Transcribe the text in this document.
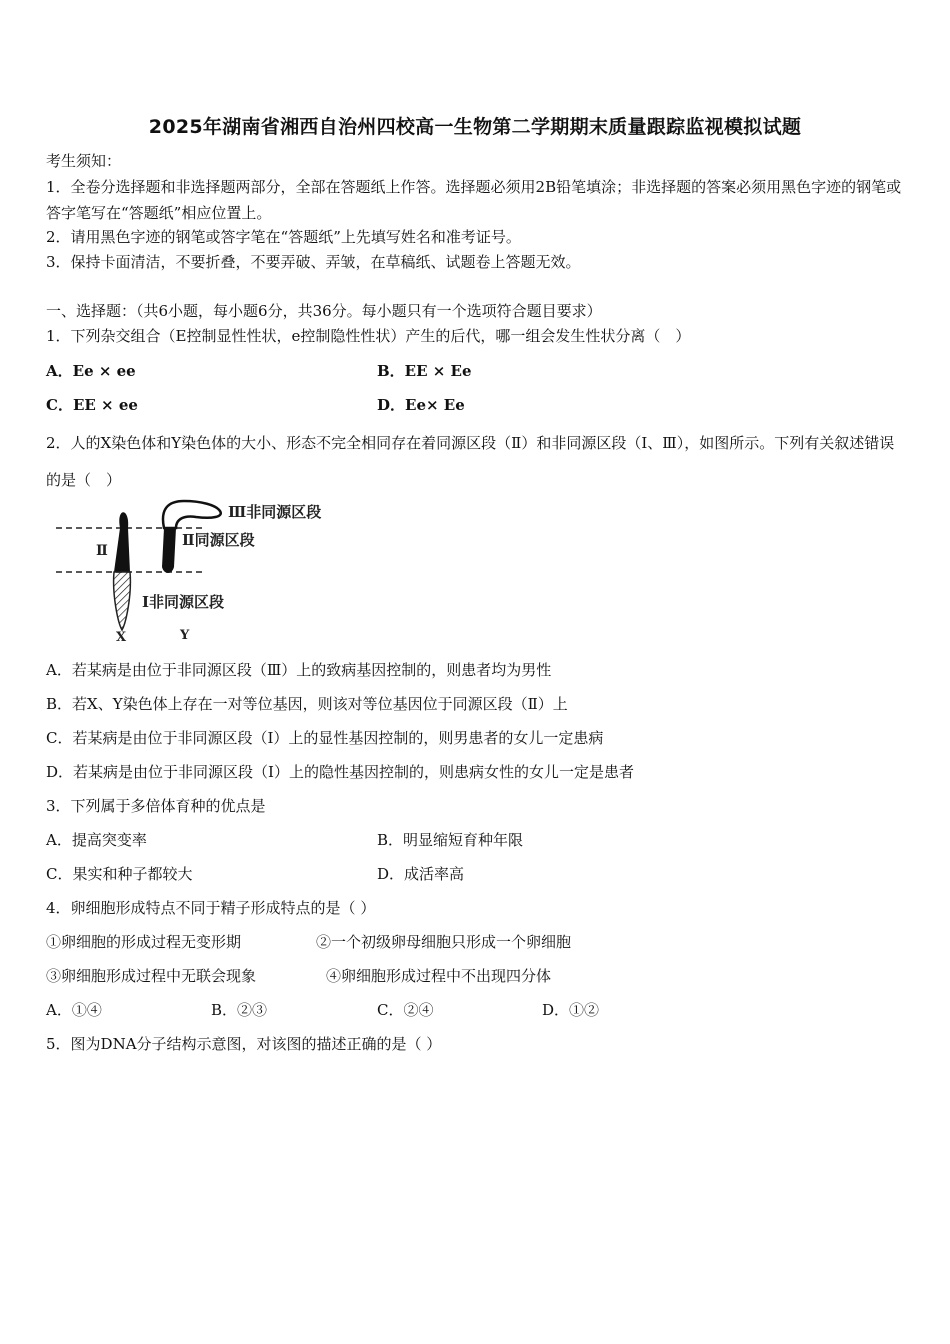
2025年湖南省湘西自治州四校高一生物第二学期期末质量跟踪监视模拟试题
考生须知：
1．全卷分选择题和非选择题两部分，全部在答题纸上作答。选择题必须用2B铅笔填涂；非选择题的答案必须用黑色字迹的钢笔或答字笔写在“答题纸”相应位置上。
2．请用黑色字迹的钢笔或答字笔在“答题纸”上先填写姓名和准考证号。
3．保持卡面清洁，不要折叠，不要弄破、弄皱，在草稿纸、试题卷上答题无效。
一、选择题：（共6小题，每小题6分，共36分。每小题只有一个选项符合题目要求）
1．下列杂交组合（E控制显性性状，e控制隐性性状）产生的后代，哪一组会发生性状分离（　）
A．Ee × ee	B．EE × Ee
C．EE × ee	D．Ee× Ee
2．人的X染色体和Y染色体的大小、形态不完全相同存在着同源区段（Ⅱ）和非同源区段（Ⅰ、Ⅲ），如图所示。下列有关叙述错误的是（　）
Ⅲ非同源区段
Ⅱ同源区段
Ⅰ非同源区段
Ⅱ
X	Y
A．若某病是由位于非同源区段（Ⅲ）上的致病基因控制的，则患者均为男性
B．若X、Y染色体上存在一对等位基因，则该对等位基因位于同源区段（Ⅱ）上
C．若某病是由位于非同源区段（I）上的显性基因控制的，则男患者的女儿一定患病
D．若某病是由位于非同源区段（I）上的隐性基因控制的，则患病女性的女儿一定是患者
3．下列属于多倍体育种的优点是
A．提高突变率	B．明显缩短育种年限
C．果实和种子都较大	D．成活率高
4．卵细胞形成特点不同于精子形成特点的是（ ）
①卵细胞的形成过程无变形期	②一个初级卵母细胞只形成一个卵细胞
③卵细胞形成过程中无联会现象	④卵细胞形成过程中不出现四分体
A．①④	B．②③	C．②④	D．①②
5．图为DNA分子结构示意图，对该图的描述正确的是（ ）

Short task:
Restate the whole listing above exactly, except for its images.

Expected answer:
Transcribe the text in this document.
2025年湖南省湘西自治州四校高一生物第二学期期末质量跟踪监视模拟试题
考生须知：
1．全卷分选择题和非选择题两部分，全部在答题纸上作答。选择题必须用2B铅笔填涂；非选择题的答案必须用黑色字迹的钢笔或答字笔写在“答题纸”相应位置上。
2．请用黑色字迹的钢笔或答字笔在“答题纸”上先填写姓名和准考证号。
3．保持卡面清洁，不要折叠，不要弄破、弄皱，在草稿纸、试题卷上答题无效。
一、选择题：（共6小题，每小题6分，共36分。每小题只有一个选项符合题目要求）
1．下列杂交组合（E控制显性性状，e控制隐性性状）产生的后代，哪一组会发生性状分离（　）
A．Ee × ee	B．EE × Ee
C．EE × ee	D．Ee× Ee
2．人的X染色体和Y染色体的大小、形态不完全相同存在着同源区段（Ⅱ）和非同源区段（Ⅰ、Ⅲ），如图所示。下列有关叙述错误的是（　）
Ⅲ非同源区段
Ⅱ同源区段
Ⅰ非同源区段
Ⅱ
X	Y
A．若某病是由位于非同源区段（Ⅲ）上的致病基因控制的，则患者均为男性
B．若X、Y染色体上存在一对等位基因，则该对等位基因位于同源区段（Ⅱ）上
C．若某病是由位于非同源区段（I）上的显性基因控制的，则男患者的女儿一定患病
D．若某病是由位于非同源区段（I）上的隐性基因控制的，则患病女性的女儿一定是患者
3．下列属于多倍体育种的优点是
A．提高突变率	B．明显缩短育种年限
C．果实和种子都较大	D．成活率高
4．卵细胞形成特点不同于精子形成特点的是（ ）
①卵细胞的形成过程无变形期	②一个初级卵母细胞只形成一个卵细胞
③卵细胞形成过程中无联会现象	④卵细胞形成过程中不出现四分体
A．①④	B．②③	C．②④	D．①②
5．图为DNA分子结构示意图，对该图的描述正确的是（ ）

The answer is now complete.